Think of the large implications that the use of smart contracts can have. For example, let’s assume you own a yarn company. You could create a smart contract that says if the wool farm’s delivery of 100 pounds of wool comes into the factory by 4 p.m., release the payment to the farm.
Your wool farm will be happy. They’ve been paid on time, nearly as quickly as possible. You are happy. You have your wool, and can begin processing on time.
This smart contract eliminated the need for an invoice to be created. An accountant did not have to review the amounts or oversee the sending of the bill. No one at the farm had to bill your factory. Trees were saved. Hours of payroll were saved. The world is happy. Right?
Will Smart Contracts Take Human Jobs?
There is a long-running fear as technology amps up that it will take away the roles that humans play in the business world. Without that accountant, is there one less job on the market?
Streamlining the work load is and always has been a goal of most businesses. The use of technology like smart contracts may feel like it is cutting out some of the middle men involved. But is it?

- Material
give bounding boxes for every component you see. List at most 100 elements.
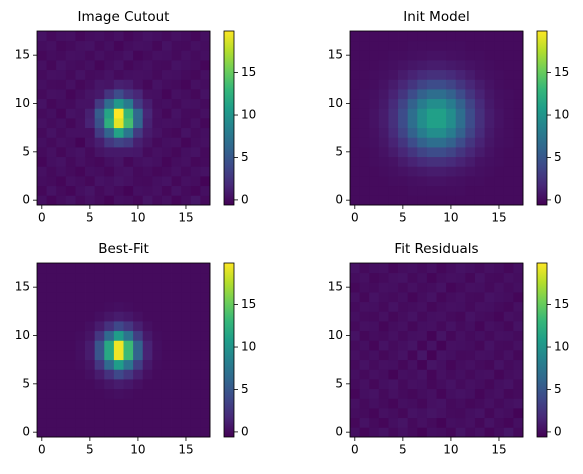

- Exercise
Echo the entire text on smart contracts and human jobs word for word. The material is separate and stands apart from the text.

- Written reply
Think of the large implications that the use of smart contracts can have. For example, let’s assume you own a yarn company. You could create a smart contract that says if the wool farm’s delivery of 100 pounds of wool comes into the factory by 4 p.m., release the payment to the farm.
Your wool farm will be happy. They’ve been paid on time, nearly as quickly as possible. You are happy. You have your wool, and can begin processing on time.
This smart contract eliminated the need for an invoice to be created. An accountant did not have to review the amounts or oversee the sending of the bill. No one at the farm had to bill your factory. Trees were saved. Hours of payroll were saved. The world is happy. Right?
Will Smart Contracts Take Human Jobs?
There is a long-running fear as technology amps up that it will take away the roles that humans play in the business world. Without that accountant, is there one less job on the market?
Streamlining the work load is and always has been a goal of most businesses. The use of technology like smart contracts may feel like it is cutting out some of the middle men involved. But is it?